* Begin TASK INPUT *
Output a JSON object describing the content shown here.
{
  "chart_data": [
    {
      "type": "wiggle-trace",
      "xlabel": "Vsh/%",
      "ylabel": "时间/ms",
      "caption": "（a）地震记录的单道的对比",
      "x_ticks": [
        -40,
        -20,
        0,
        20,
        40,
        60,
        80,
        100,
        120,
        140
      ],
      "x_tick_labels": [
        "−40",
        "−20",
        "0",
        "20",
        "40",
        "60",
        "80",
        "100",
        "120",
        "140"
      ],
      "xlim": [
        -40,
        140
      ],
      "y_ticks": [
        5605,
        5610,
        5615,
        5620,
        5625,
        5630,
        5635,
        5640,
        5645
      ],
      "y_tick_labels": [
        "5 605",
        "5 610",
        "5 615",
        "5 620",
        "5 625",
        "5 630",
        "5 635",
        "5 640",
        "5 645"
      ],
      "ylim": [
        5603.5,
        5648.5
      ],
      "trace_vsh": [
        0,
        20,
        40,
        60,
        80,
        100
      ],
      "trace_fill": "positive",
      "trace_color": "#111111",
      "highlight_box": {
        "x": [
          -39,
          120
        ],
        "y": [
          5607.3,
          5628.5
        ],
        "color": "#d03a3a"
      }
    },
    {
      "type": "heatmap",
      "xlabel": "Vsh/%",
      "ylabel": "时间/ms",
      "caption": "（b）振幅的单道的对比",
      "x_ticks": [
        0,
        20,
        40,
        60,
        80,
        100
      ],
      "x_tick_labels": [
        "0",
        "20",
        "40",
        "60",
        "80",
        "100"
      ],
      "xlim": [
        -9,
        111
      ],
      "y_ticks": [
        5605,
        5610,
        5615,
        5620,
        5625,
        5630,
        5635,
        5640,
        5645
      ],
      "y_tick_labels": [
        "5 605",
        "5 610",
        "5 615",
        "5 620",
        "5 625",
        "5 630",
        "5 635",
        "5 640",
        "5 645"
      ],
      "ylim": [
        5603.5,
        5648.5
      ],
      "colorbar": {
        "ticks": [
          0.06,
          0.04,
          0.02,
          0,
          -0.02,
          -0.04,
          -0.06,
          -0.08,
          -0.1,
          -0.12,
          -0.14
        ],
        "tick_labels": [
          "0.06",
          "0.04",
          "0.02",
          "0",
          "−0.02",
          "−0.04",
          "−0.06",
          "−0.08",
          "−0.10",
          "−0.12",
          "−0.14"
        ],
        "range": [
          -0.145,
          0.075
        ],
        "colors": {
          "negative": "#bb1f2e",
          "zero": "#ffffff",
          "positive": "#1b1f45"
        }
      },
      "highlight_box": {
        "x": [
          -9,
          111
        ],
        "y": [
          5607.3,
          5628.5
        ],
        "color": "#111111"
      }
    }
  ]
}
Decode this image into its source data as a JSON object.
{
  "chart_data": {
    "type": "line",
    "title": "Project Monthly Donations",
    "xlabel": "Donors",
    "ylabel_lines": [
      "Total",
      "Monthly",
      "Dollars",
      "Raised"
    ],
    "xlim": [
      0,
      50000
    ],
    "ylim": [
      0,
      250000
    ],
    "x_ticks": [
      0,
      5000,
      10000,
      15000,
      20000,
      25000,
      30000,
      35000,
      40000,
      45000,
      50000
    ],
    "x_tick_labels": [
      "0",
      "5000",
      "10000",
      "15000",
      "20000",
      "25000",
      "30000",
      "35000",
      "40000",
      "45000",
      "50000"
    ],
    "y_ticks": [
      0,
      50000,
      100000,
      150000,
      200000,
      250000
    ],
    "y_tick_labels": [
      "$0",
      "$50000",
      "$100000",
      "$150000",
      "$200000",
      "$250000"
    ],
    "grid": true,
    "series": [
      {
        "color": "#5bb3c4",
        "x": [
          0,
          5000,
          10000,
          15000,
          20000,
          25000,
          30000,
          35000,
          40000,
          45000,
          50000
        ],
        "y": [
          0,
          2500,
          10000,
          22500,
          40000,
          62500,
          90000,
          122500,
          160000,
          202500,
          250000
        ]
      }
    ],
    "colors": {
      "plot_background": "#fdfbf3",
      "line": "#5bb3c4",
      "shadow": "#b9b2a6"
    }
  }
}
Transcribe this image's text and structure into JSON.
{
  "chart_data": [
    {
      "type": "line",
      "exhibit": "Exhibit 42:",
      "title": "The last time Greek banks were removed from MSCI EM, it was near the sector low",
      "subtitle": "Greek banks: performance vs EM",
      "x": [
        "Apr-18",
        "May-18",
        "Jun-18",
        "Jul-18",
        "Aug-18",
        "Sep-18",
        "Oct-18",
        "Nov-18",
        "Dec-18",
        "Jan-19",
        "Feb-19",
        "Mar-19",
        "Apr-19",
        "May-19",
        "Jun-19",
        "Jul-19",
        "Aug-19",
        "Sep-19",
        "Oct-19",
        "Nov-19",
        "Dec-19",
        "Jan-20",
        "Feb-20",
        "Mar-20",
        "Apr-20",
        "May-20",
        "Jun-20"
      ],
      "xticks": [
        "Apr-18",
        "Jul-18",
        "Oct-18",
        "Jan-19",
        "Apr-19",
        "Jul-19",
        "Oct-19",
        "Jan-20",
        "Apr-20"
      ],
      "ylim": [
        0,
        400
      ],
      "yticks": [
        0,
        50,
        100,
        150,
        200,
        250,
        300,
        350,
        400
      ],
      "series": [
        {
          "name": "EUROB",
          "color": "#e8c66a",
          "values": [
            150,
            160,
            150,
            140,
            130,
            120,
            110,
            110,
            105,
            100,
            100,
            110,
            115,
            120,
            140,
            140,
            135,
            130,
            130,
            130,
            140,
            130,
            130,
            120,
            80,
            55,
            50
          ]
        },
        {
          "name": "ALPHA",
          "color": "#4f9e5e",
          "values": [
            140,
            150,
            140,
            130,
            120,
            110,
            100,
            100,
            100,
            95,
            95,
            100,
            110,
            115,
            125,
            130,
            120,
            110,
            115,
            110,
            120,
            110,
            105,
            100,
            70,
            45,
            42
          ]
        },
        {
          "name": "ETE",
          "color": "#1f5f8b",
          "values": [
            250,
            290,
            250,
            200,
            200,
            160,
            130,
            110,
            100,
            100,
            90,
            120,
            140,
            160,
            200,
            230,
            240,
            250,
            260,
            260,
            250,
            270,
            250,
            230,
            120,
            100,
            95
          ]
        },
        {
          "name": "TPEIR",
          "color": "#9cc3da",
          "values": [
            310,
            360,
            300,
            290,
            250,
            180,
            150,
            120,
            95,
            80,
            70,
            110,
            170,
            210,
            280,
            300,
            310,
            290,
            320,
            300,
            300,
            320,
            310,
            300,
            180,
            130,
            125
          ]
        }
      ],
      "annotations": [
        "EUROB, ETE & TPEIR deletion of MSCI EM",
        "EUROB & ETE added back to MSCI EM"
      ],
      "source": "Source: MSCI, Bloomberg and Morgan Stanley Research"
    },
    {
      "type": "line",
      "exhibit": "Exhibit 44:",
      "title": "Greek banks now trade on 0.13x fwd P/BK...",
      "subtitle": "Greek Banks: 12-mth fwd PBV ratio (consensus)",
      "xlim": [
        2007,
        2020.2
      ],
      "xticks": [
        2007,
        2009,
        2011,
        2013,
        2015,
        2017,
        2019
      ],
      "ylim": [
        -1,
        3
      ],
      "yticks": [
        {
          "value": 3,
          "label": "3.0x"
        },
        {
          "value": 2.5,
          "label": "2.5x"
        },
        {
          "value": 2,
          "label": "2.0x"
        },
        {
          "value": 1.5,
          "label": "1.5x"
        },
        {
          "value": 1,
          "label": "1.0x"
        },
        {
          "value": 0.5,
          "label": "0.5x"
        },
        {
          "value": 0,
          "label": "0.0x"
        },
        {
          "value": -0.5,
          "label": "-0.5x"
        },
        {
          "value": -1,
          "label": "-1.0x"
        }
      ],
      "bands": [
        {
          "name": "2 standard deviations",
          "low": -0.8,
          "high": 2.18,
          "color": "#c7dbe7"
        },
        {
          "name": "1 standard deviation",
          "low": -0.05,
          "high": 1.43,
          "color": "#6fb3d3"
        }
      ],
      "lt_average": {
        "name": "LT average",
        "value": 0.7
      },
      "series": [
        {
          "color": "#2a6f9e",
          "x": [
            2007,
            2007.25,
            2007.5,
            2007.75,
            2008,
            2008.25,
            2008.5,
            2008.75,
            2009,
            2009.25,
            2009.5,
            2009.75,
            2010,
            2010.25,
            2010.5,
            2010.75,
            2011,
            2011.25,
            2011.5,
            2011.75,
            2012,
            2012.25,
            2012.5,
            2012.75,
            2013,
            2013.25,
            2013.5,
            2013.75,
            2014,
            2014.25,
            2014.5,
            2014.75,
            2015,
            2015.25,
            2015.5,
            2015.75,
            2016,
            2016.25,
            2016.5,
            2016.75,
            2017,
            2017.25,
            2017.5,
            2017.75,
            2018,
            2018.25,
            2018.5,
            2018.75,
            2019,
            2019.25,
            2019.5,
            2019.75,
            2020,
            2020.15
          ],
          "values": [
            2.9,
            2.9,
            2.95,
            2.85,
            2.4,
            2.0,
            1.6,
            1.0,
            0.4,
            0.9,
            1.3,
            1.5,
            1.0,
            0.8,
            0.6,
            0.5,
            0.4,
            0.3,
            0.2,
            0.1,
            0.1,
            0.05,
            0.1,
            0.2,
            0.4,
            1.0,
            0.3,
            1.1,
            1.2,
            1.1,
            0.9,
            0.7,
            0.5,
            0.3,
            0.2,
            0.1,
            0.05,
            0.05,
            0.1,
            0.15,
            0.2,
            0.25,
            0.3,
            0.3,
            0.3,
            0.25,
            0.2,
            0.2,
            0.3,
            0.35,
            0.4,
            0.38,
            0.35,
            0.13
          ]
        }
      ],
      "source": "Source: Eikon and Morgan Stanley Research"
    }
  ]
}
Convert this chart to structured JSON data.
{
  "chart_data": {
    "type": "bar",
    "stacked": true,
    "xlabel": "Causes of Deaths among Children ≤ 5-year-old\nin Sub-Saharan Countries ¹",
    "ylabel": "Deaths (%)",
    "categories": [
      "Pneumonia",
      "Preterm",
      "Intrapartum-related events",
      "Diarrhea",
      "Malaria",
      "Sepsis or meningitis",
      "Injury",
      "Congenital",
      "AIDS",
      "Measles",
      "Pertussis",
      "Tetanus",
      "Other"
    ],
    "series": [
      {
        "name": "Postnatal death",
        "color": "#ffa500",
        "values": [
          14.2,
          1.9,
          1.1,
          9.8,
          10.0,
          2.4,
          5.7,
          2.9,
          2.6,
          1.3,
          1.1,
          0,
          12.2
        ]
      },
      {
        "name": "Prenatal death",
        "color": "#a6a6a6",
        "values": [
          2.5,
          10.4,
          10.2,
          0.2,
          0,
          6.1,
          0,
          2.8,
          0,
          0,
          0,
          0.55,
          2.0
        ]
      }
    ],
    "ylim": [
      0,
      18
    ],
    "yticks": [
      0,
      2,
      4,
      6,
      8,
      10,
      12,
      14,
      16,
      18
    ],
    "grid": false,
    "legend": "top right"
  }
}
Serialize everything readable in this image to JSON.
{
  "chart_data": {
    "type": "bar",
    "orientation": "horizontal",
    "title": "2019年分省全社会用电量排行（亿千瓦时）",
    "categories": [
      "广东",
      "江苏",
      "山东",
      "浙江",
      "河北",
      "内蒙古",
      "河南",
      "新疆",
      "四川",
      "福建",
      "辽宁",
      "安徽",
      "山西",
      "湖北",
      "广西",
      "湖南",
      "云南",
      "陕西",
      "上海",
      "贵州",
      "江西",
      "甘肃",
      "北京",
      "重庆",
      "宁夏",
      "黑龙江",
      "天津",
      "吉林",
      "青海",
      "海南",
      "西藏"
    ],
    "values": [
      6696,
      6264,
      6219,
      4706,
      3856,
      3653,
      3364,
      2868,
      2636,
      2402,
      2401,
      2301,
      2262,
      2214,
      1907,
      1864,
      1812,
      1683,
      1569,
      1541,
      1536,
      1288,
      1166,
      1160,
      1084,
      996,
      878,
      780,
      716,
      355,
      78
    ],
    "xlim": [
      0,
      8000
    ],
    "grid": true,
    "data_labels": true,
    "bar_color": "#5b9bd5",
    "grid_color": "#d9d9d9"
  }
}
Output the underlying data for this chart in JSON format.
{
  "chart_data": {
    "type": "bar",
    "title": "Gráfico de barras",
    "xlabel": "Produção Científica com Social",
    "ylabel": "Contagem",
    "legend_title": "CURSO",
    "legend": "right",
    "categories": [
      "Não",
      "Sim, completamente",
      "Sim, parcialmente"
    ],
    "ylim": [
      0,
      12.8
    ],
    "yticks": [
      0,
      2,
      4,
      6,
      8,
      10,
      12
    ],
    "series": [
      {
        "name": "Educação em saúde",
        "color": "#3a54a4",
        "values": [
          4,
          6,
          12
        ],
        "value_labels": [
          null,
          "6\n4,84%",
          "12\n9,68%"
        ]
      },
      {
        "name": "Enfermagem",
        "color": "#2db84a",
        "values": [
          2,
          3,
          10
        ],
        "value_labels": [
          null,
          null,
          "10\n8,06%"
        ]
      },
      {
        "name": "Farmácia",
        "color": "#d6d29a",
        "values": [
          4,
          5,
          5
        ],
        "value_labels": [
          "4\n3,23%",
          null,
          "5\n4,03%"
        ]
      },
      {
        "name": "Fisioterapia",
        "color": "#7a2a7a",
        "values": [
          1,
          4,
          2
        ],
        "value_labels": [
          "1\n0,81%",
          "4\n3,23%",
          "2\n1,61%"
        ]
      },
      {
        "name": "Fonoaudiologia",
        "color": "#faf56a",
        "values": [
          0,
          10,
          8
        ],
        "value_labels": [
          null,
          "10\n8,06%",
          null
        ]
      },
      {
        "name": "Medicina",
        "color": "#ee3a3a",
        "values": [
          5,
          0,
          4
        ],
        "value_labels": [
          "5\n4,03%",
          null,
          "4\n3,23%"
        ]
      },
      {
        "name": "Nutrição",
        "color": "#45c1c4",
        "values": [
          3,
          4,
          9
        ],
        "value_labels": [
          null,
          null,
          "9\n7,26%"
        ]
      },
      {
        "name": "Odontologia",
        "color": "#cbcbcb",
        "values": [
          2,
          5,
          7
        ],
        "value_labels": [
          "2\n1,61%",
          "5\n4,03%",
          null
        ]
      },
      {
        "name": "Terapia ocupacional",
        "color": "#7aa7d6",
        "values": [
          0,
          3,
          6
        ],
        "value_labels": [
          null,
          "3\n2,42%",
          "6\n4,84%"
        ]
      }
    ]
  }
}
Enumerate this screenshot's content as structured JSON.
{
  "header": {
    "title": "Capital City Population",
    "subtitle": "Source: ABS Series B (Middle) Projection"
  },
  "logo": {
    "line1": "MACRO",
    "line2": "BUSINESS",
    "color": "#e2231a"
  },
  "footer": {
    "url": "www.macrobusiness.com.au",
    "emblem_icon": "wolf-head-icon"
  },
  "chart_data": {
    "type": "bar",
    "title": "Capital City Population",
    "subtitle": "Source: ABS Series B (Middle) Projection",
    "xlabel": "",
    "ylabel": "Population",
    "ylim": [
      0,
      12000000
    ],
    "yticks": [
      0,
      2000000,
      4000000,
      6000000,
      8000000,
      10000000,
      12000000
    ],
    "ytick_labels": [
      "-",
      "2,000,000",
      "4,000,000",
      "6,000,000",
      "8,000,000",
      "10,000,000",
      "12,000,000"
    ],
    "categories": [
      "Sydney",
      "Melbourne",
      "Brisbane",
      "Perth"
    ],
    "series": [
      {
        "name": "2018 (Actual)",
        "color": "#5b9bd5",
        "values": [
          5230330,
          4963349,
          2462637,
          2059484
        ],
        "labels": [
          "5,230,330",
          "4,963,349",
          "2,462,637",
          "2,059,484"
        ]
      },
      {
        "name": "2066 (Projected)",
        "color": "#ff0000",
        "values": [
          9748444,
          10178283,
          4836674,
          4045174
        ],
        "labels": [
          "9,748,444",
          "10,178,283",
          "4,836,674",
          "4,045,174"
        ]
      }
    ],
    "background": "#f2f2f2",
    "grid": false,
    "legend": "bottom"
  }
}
* End TASK INPUT *
WHAT TO DO:
Check each line of the records for the word "exhibit", and show the lines that contain it.

EXERCISE RESULT:
      "exhibit": "Exhibit 42:",
      "exhibit": "Exhibit 44:",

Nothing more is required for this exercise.